• Exercise objective
Extract the data exactly, missing nothing.

• Provided material
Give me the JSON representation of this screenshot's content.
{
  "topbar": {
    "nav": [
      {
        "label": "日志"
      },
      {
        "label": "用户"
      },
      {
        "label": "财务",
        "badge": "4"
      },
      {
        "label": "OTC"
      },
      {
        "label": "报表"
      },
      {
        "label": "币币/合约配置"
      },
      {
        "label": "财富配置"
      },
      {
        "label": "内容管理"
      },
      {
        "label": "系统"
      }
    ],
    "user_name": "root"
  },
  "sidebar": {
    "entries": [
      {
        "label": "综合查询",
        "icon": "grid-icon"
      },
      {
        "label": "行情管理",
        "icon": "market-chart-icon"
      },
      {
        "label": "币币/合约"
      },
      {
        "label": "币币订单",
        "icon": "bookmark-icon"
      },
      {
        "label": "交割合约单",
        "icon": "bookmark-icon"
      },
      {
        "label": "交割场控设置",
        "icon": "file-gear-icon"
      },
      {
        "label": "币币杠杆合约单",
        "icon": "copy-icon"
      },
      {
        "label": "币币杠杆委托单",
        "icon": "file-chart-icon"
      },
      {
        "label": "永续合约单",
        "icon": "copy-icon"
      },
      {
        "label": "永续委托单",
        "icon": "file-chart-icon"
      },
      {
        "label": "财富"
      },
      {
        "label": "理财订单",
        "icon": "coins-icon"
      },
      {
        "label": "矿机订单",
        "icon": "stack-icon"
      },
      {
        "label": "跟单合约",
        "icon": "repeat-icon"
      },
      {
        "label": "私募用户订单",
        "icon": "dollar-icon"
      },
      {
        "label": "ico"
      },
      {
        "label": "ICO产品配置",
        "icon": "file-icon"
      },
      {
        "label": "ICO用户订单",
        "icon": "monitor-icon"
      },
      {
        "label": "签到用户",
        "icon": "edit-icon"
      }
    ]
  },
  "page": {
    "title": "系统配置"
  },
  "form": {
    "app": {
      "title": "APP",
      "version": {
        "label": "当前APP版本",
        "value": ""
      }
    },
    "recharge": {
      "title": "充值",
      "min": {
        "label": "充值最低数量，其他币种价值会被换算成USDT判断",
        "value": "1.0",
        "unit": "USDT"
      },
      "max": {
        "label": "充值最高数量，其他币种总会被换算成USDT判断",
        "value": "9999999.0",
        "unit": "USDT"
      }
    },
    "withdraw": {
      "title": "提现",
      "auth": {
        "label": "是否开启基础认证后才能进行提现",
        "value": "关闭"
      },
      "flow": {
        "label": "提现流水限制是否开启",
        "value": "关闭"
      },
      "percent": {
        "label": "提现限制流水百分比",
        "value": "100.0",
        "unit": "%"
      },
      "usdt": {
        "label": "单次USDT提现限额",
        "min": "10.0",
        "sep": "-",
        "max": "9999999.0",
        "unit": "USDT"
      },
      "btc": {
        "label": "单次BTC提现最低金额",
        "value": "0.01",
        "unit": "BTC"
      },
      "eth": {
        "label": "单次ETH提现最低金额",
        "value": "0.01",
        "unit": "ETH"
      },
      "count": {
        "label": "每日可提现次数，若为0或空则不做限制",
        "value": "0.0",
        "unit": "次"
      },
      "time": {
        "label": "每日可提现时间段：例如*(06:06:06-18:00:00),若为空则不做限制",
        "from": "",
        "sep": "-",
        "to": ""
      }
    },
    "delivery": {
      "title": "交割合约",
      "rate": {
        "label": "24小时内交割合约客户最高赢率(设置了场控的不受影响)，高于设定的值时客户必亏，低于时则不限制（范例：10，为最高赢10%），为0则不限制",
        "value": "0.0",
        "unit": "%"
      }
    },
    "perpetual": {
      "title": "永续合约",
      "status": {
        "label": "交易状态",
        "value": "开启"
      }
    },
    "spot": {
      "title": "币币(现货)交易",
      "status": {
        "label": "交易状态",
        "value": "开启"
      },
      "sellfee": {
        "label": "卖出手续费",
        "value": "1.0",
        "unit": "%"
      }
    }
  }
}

• Result for this exercise
Give me the JSON representation of this screenshot's content.
{
  "topbar": {
    "nav": [
      {
        "label": "日志"
      },
      {
        "label": "用户"
      },
      {
        "label": "财务",
        "badge": "4"
      },
      {
        "label": "OTC"
      },
      {
        "label": "报表"
      },
      {
        "label": "币币/合约配置"
      },
      {
        "label": "财富配置"
      },
      {
        "label": "内容管理"
      },
      {
        "label": "系统"
      }
    ],
    "user_name": "root"
  },
  "sidebar": {
    "entries": [
      {
        "label": "综合查询",
        "icon": "grid-icon"
      },
      {
        "label": "行情管理",
        "icon": "market-chart-icon"
      },
      {
        "label": "币币/合约"
      },
      {
        "label": "币币订单",
        "icon": "bookmark-icon"
      },
      {
        "label": "交割合约单",
        "icon": "bookmark-icon"
      },
      {
        "label": "交割场控设置",
        "icon": "file-gear-icon"
      },
      {
        "label": "币币杠杆合约单",
        "icon": "copy-icon"
      },
      {
        "label": "币币杠杆委托单",
        "icon": "file-chart-icon"
      },
      {
        "label": "永续合约单",
        "icon": "copy-icon"
      },
      {
        "label": "永续委托单",
        "icon": "file-chart-icon"
      },
      {
        "label": "财富"
      },
      {
        "label": "理财订单",
        "icon": "coins-icon"
      },
      {
        "label": "矿机订单",
        "icon": "stack-icon"
      },
      {
        "label": "跟单合约",
        "icon": "repeat-icon"
      },
      {
        "label": "私募用户订单",
        "icon": "dollar-icon"
      },
      {
        "label": "ico"
      },
      {
        "label": "ICO产品配置",
        "icon": "file-icon"
      },
      {
        "label": "ICO用户订单",
        "icon": "monitor-icon"
      },
      {
        "label": "签到用户",
        "icon": "edit-icon"
      }
    ]
  },
  "page": {
    "title": "系统配置"
  },
  "form": {
    "app": {
      "title": "APP",
      "version": {
        "label": "当前APP版本",
        "value": ""
      }
    },
    "recharge": {
      "title": "充值",
      "min": {
        "label": "充值最低数量，其他币种价值会被换算成USDT判断",
        "value": "1.0",
        "unit": "USDT"
      },
      "max": {
        "label": "充值最高数量，其他币种总会被换算成USDT判断",
        "value": "9999999.0",
        "unit": "USDT"
      }
    },
    "withdraw": {
      "title": "提现",
      "auth": {
        "label": "是否开启基础认证后才能进行提现",
        "value": "关闭"
      },
      "flow": {
        "label": "提现流水限制是否开启",
        "value": "关闭"
      },
      "percent": {
        "label": "提现限制流水百分比",
        "value": "100.0",
        "unit": "%"
      },
      "usdt": {
        "label": "单次USDT提现限额",
        "min": "10.0",
        "sep": "-",
        "max": "9999999.0",
        "unit": "USDT"
      },
      "btc": {
        "label": "单次BTC提现最低金额",
        "value": "0.01",
        "unit": "BTC"
      },
      "eth": {
        "label": "单次ETH提现最低金额",
        "value": "0.01",
        "unit": "ETH"
      },
      "count": {
        "label": "每日可提现次数，若为0或空则不做限制",
        "value": "0.0",
        "unit": "次"
      },
      "time": {
        "label": "每日可提现时间段：例如*(06:06:06-18:00:00),若为空则不做限制",
        "from": "",
        "sep": "-",
        "to": ""
      }
    },
    "delivery": {
      "title": "交割合约",
      "rate": {
        "label": "24小时内交割合约客户最高赢率(设置了场控的不受影响)，高于设定的值时客户必亏，低于时则不限制（范例：10，为最高赢10%），为0则不限制",
        "value": "0.0",
        "unit": "%"
      }
    },
    "perpetual": {
      "title": "永续合约",
      "status": {
        "label": "交易状态",
        "value": "开启"
      }
    },
    "spot": {
      "title": "币币(现货)交易",
      "status": {
        "label": "交易状态",
        "value": "开启"
      },
      "sellfee": {
        "label": "卖出手续费",
        "value": "1.0",
        "unit": "%"
      }
    }
  }
}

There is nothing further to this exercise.